Write out the full set of records below exactly.

(Records that describe figures)
⟨
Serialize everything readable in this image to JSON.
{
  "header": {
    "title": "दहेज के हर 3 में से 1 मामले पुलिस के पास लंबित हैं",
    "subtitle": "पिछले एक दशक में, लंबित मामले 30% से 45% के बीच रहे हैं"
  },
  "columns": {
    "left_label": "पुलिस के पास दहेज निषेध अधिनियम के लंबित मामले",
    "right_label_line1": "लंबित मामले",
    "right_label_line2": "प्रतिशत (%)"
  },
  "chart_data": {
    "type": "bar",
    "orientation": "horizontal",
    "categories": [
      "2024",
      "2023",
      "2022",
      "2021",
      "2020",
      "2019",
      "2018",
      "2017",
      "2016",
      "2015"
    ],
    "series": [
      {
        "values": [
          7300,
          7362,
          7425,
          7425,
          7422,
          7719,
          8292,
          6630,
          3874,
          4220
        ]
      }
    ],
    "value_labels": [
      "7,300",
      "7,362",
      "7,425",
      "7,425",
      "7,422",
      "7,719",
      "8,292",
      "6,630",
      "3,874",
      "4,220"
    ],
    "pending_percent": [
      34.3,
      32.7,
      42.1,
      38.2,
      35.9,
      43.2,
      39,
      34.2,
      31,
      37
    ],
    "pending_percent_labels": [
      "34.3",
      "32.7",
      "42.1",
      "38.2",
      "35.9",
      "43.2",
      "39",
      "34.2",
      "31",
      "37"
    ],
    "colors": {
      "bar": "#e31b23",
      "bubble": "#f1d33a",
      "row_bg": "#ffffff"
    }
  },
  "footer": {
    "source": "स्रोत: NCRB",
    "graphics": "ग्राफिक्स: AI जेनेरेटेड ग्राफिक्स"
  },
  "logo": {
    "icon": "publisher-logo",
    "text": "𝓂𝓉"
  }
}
⟩
> _EXERCISE OUTPUT_:
Serialize everything readable in this image to JSON.
{
  "header": {
    "title": "दहेज के हर 3 में से 1 मामले पुलिस के पास लंबित हैं",
    "subtitle": "पिछले एक दशक में, लंबित मामले 30% से 45% के बीच रहे हैं"
  },
  "columns": {
    "left_label": "पुलिस के पास दहेज निषेध अधिनियम के लंबित मामले",
    "right_label_line1": "लंबित मामले",
    "right_label_line2": "प्रतिशत (%)"
  },
  "chart_data": {
    "type": "bar",
    "orientation": "horizontal",
    "categories": [
      "2024",
      "2023",
      "2022",
      "2021",
      "2020",
      "2019",
      "2018",
      "2017",
      "2016",
      "2015"
    ],
    "series": [
      {
        "values": [
          7300,
          7362,
          7425,
          7425,
          7422,
          7719,
          8292,
          6630,
          3874,
          4220
        ]
      }
    ],
    "value_labels": [
      "7,300",
      "7,362",
      "7,425",
      "7,425",
      "7,422",
      "7,719",
      "8,292",
      "6,630",
      "3,874",
      "4,220"
    ],
    "pending_percent": [
      34.3,
      32.7,
      42.1,
      38.2,
      35.9,
      43.2,
      39,
      34.2,
      31,
      37
    ],
    "pending_percent_labels": [
      "34.3",
      "32.7",
      "42.1",
      "38.2",
      "35.9",
      "43.2",
      "39",
      "34.2",
      "31",
      "37"
    ],
    "colors": {
      "bar": "#e31b23",
      "bubble": "#f1d33a",
      "row_bg": "#ffffff"
    }
  },
  "footer": {
    "source": "स्रोत: NCRB",
    "graphics": "ग्राफिक्स: AI जेनेरेटेड ग्राफिक्स"
  },
  "logo": {
    "icon": "publisher-logo",
    "text": "𝓂𝓉"
  }
}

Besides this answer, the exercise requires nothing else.